◆ **Written request**
Reproduce each line of the material exactly, minus any picture.

Dataset items
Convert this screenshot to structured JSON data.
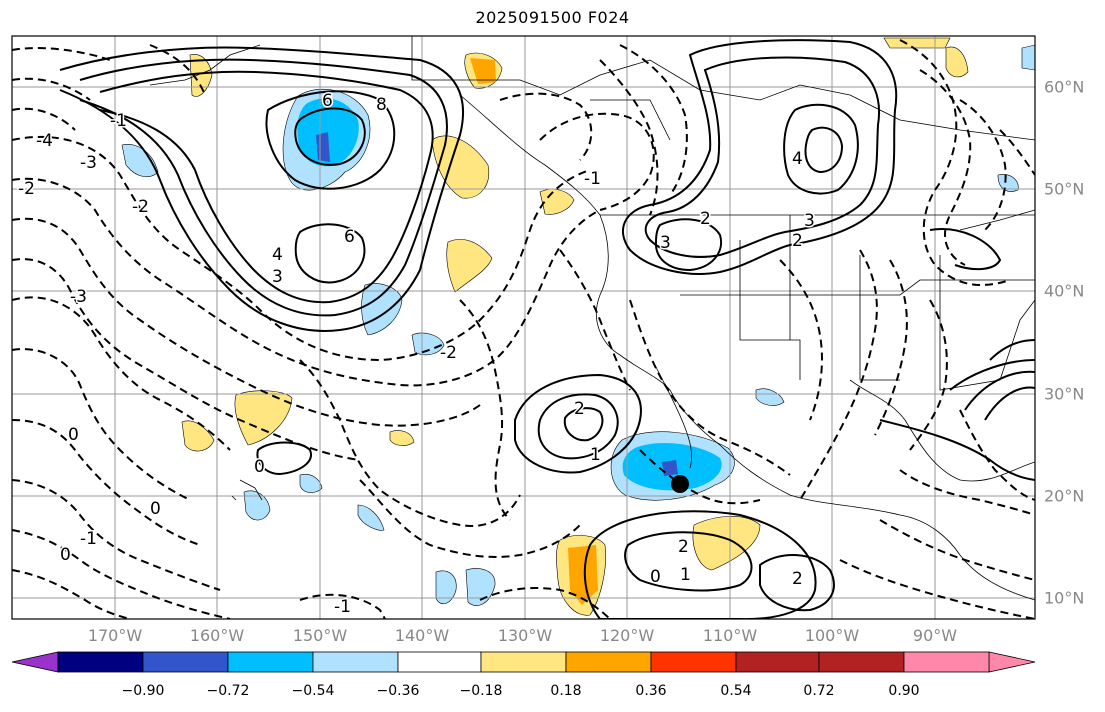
{
  "title": "2025091500 F024",
  "map": {
    "longitude_labels": [
      "170°W",
      "160°W",
      "150°W",
      "140°W",
      "130°W",
      "120°W",
      "110°W",
      "100°W",
      "90°W"
    ],
    "latitude_labels": [
      "60°N",
      "50°N",
      "40°N",
      "30°N",
      "20°N",
      "10°N"
    ],
    "contour_labels": [
      "6",
      "8",
      "6",
      "4",
      "3",
      "2",
      "3",
      "2",
      "3",
      "4",
      "2",
      "1",
      "0",
      "2",
      "2",
      "1",
      "0",
      "-1",
      "-1",
      "-2",
      "-3",
      "-3",
      "-4",
      "-1",
      "0",
      "0",
      "0",
      "-1",
      "-2",
      "-2"
    ],
    "marker": "black-dot"
  },
  "colorbar": {
    "labels": [
      "−0.90",
      "−0.72",
      "−0.54",
      "−0.36",
      "−0.18",
      "0.18",
      "0.36",
      "0.54",
      "0.72",
      "0.90"
    ],
    "colors": [
      "#9933cc",
      "#000080",
      "#3355cc",
      "#00bfff",
      "#b0e2ff",
      "#ffffff",
      "#ffe680",
      "#ffa500",
      "#ff3300",
      "#b22222",
      "#ff88aa"
    ]
  }
}
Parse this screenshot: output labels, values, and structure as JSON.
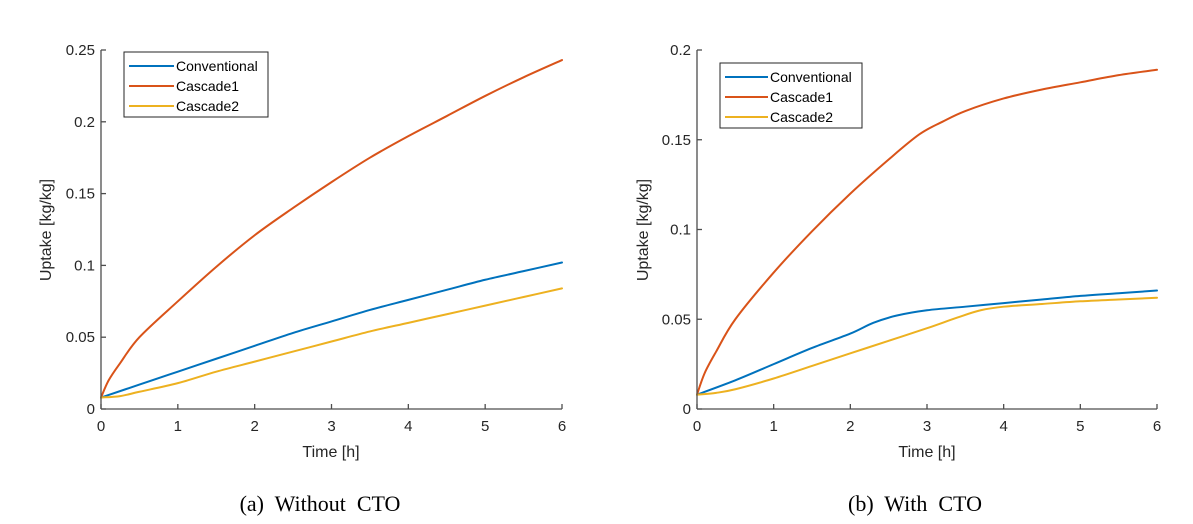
{
  "chart_data": [
    {
      "type": "line",
      "caption": "(a)  Without  CTO",
      "xlabel": "Time [h]",
      "ylabel": "Uptake [kg/kg]",
      "xlim": [
        0,
        6
      ],
      "ylim": [
        0,
        0.25
      ],
      "xticks": [
        0,
        1,
        2,
        3,
        4,
        5,
        6
      ],
      "xtick_labels": [
        "0",
        "1",
        "2",
        "3",
        "4",
        "5",
        "6"
      ],
      "yticks": [
        0,
        0.05,
        0.1,
        0.15,
        0.2,
        0.25
      ],
      "ytick_labels": [
        "0",
        "0.05",
        "0.1",
        "0.15",
        "0.2",
        "0.25"
      ],
      "grid": false,
      "legend_position": "top-left",
      "series": [
        {
          "name": "Conventional",
          "color": "#0072BD",
          "x": [
            0,
            0.5,
            1,
            1.5,
            2,
            2.5,
            3,
            3.5,
            4,
            4.5,
            5,
            5.5,
            6
          ],
          "values": [
            0.008,
            0.017,
            0.026,
            0.035,
            0.044,
            0.053,
            0.061,
            0.069,
            0.076,
            0.083,
            0.09,
            0.096,
            0.102
          ]
        },
        {
          "name": "Cascade1",
          "color": "#D95319",
          "x": [
            0,
            0.1,
            0.25,
            0.5,
            1,
            1.5,
            2,
            2.5,
            3,
            3.5,
            4,
            4.5,
            5,
            5.5,
            6
          ],
          "values": [
            0.008,
            0.02,
            0.032,
            0.05,
            0.075,
            0.099,
            0.121,
            0.14,
            0.158,
            0.175,
            0.19,
            0.204,
            0.218,
            0.231,
            0.243
          ]
        },
        {
          "name": "Cascade2",
          "color": "#EDB120",
          "x": [
            0,
            0.25,
            0.5,
            1,
            1.5,
            2,
            2.5,
            3,
            3.5,
            4,
            4.5,
            5,
            5.5,
            6
          ],
          "values": [
            0.008,
            0.009,
            0.012,
            0.018,
            0.026,
            0.033,
            0.04,
            0.047,
            0.054,
            0.06,
            0.066,
            0.072,
            0.078,
            0.084
          ]
        }
      ]
    },
    {
      "type": "line",
      "caption": "(b)  With  CTO",
      "xlabel": "Time [h]",
      "ylabel": "Uptake [kg/kg]",
      "xlim": [
        0,
        6
      ],
      "ylim": [
        0,
        0.2
      ],
      "xticks": [
        0,
        1,
        2,
        3,
        4,
        5,
        6
      ],
      "xtick_labels": [
        "0",
        "1",
        "2",
        "3",
        "4",
        "5",
        "6"
      ],
      "yticks": [
        0,
        0.05,
        0.1,
        0.15,
        0.2
      ],
      "ytick_labels": [
        "0",
        "0.05",
        "0.1",
        "0.15",
        "0.2"
      ],
      "grid": false,
      "legend_position": "top-left",
      "series": [
        {
          "name": "Conventional",
          "color": "#0072BD",
          "x": [
            0,
            0.5,
            1,
            1.5,
            2,
            2.3,
            2.6,
            3,
            3.5,
            4,
            4.5,
            5,
            5.5,
            6
          ],
          "values": [
            0.008,
            0.016,
            0.025,
            0.034,
            0.042,
            0.048,
            0.052,
            0.055,
            0.057,
            0.059,
            0.061,
            0.063,
            0.0645,
            0.066
          ]
        },
        {
          "name": "Cascade1",
          "color": "#D95319",
          "x": [
            0,
            0.1,
            0.25,
            0.5,
            1,
            1.5,
            2,
            2.5,
            2.9,
            3.2,
            3.5,
            4,
            4.5,
            5,
            5.5,
            6
          ],
          "values": [
            0.008,
            0.02,
            0.032,
            0.05,
            0.076,
            0.099,
            0.12,
            0.139,
            0.153,
            0.16,
            0.166,
            0.173,
            0.178,
            0.182,
            0.186,
            0.189
          ]
        },
        {
          "name": "Cascade2",
          "color": "#EDB120",
          "x": [
            0,
            0.25,
            0.5,
            1,
            1.5,
            2,
            2.5,
            3,
            3.4,
            3.7,
            4,
            4.5,
            5,
            5.5,
            6
          ],
          "values": [
            0.008,
            0.009,
            0.011,
            0.017,
            0.024,
            0.031,
            0.038,
            0.045,
            0.051,
            0.055,
            0.057,
            0.0585,
            0.06,
            0.061,
            0.062
          ]
        }
      ]
    }
  ]
}
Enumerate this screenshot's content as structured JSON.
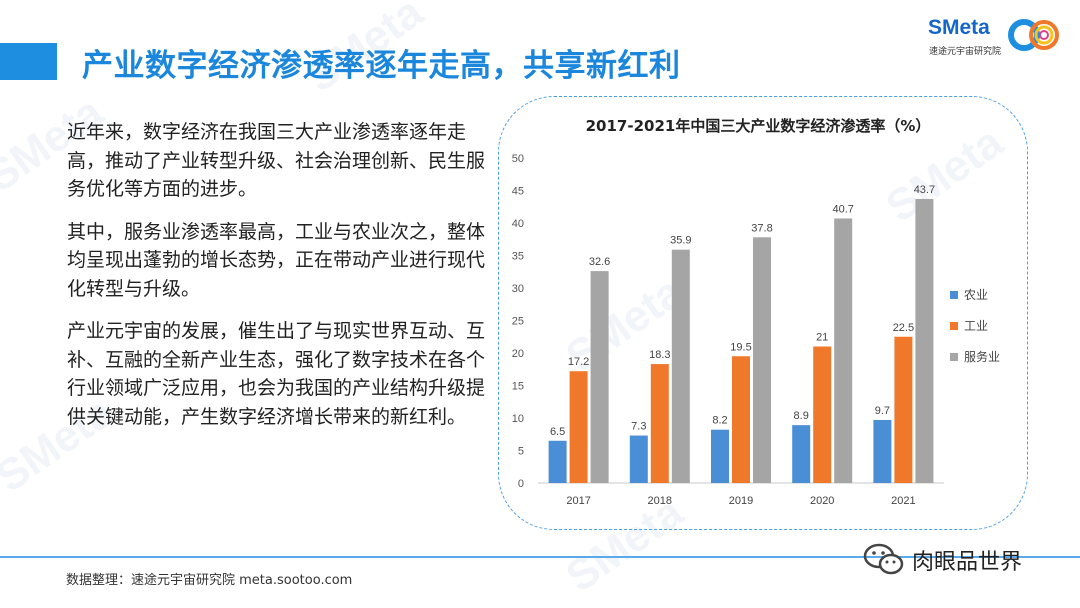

◆ **Exercise output**
Convert this screenshot to structured JSON data.
{
  "title": "2025091500 F024",
  "map": {
    "longitude_labels": [
      "170°W",
      "160°W",
      "150°W",
      "140°W",
      "130°W",
      "120°W",
      "110°W",
      "100°W",
      "90°W"
    ],
    "latitude_labels": [
      "60°N",
      "50°N",
      "40°N",
      "30°N",
      "20°N",
      "10°N"
    ],
    "contour_labels": [
      "6",
      "8",
      "6",
      "4",
      "3",
      "2",
      "3",
      "2",
      "3",
      "4",
      "2",
      "1",
      "0",
      "2",
      "2",
      "1",
      "0",
      "-1",
      "-1",
      "-2",
      "-3",
      "-3",
      "-4",
      "-1",
      "0",
      "0",
      "0",
      "-1",
      "-2",
      "-2"
    ],
    "marker": "black-dot"
  },
  "colorbar": {
    "labels": [
      "−0.90",
      "−0.72",
      "−0.54",
      "−0.36",
      "−0.18",
      "0.18",
      "0.36",
      "0.54",
      "0.72",
      "0.90"
    ],
    "colors": [
      "#9933cc",
      "#000080",
      "#3355cc",
      "#00bfff",
      "#b0e2ff",
      "#ffffff",
      "#ffe680",
      "#ffa500",
      "#ff3300",
      "#b22222",
      "#ff88aa"
    ]
  }
}
Parse this screenshot: output labels, values, and structure as JSON.
{
  "chart_data": [
    {
      "type": "line",
      "caption": "(a)  Without  CTO",
      "xlabel": "Time [h]",
      "ylabel": "Uptake [kg/kg]",
      "xlim": [
        0,
        6
      ],
      "ylim": [
        0,
        0.25
      ],
      "xticks": [
        0,
        1,
        2,
        3,
        4,
        5,
        6
      ],
      "xtick_labels": [
        "0",
        "1",
        "2",
        "3",
        "4",
        "5",
        "6"
      ],
      "yticks": [
        0,
        0.05,
        0.1,
        0.15,
        0.2,
        0.25
      ],
      "ytick_labels": [
        "0",
        "0.05",
        "0.1",
        "0.15",
        "0.2",
        "0.25"
      ],
      "grid": false,
      "legend_position": "top-left",
      "series": [
        {
          "name": "Conventional",
          "color": "#0072BD",
          "x": [
            0,
            0.5,
            1,
            1.5,
            2,
            2.5,
            3,
            3.5,
            4,
            4.5,
            5,
            5.5,
            6
          ],
          "values": [
            0.008,
            0.017,
            0.026,
            0.035,
            0.044,
            0.053,
            0.061,
            0.069,
            0.076,
            0.083,
            0.09,
            0.096,
            0.102
          ]
        },
        {
          "name": "Cascade1",
          "color": "#D95319",
          "x": [
            0,
            0.1,
            0.25,
            0.5,
            1,
            1.5,
            2,
            2.5,
            3,
            3.5,
            4,
            4.5,
            5,
            5.5,
            6
          ],
          "values": [
            0.008,
            0.02,
            0.032,
            0.05,
            0.075,
            0.099,
            0.121,
            0.14,
            0.158,
            0.175,
            0.19,
            0.204,
            0.218,
            0.231,
            0.243
          ]
        },
        {
          "name": "Cascade2",
          "color": "#EDB120",
          "x": [
            0,
            0.25,
            0.5,
            1,
            1.5,
            2,
            2.5,
            3,
            3.5,
            4,
            4.5,
            5,
            5.5,
            6
          ],
          "values": [
            0.008,
            0.009,
            0.012,
            0.018,
            0.026,
            0.033,
            0.04,
            0.047,
            0.054,
            0.06,
            0.066,
            0.072,
            0.078,
            0.084
          ]
        }
      ]
    },
    {
      "type": "line",
      "caption": "(b)  With  CTO",
      "xlabel": "Time [h]",
      "ylabel": "Uptake [kg/kg]",
      "xlim": [
        0,
        6
      ],
      "ylim": [
        0,
        0.2
      ],
      "xticks": [
        0,
        1,
        2,
        3,
        4,
        5,
        6
      ],
      "xtick_labels": [
        "0",
        "1",
        "2",
        "3",
        "4",
        "5",
        "6"
      ],
      "yticks": [
        0,
        0.05,
        0.1,
        0.15,
        0.2
      ],
      "ytick_labels": [
        "0",
        "0.05",
        "0.1",
        "0.15",
        "0.2"
      ],
      "grid": false,
      "legend_position": "top-left",
      "series": [
        {
          "name": "Conventional",
          "color": "#0072BD",
          "x": [
            0,
            0.5,
            1,
            1.5,
            2,
            2.3,
            2.6,
            3,
            3.5,
            4,
            4.5,
            5,
            5.5,
            6
          ],
          "values": [
            0.008,
            0.016,
            0.025,
            0.034,
            0.042,
            0.048,
            0.052,
            0.055,
            0.057,
            0.059,
            0.061,
            0.063,
            0.0645,
            0.066
          ]
        },
        {
          "name": "Cascade1",
          "color": "#D95319",
          "x": [
            0,
            0.1,
            0.25,
            0.5,
            1,
            1.5,
            2,
            2.5,
            2.9,
            3.2,
            3.5,
            4,
            4.5,
            5,
            5.5,
            6
          ],
          "values": [
            0.008,
            0.02,
            0.032,
            0.05,
            0.076,
            0.099,
            0.12,
            0.139,
            0.153,
            0.16,
            0.166,
            0.173,
            0.178,
            0.182,
            0.186,
            0.189
          ]
        },
        {
          "name": "Cascade2",
          "color": "#EDB120",
          "x": [
            0,
            0.25,
            0.5,
            1,
            1.5,
            2,
            2.5,
            3,
            3.4,
            3.7,
            4,
            4.5,
            5,
            5.5,
            6
          ],
          "values": [
            0.008,
            0.009,
            0.011,
            0.017,
            0.024,
            0.031,
            0.038,
            0.045,
            0.051,
            0.055,
            0.057,
            0.0585,
            0.06,
            0.061,
            0.062
          ]
        }
      ]
    }
  ]
}
Enumerate this screenshot's content as structured JSON.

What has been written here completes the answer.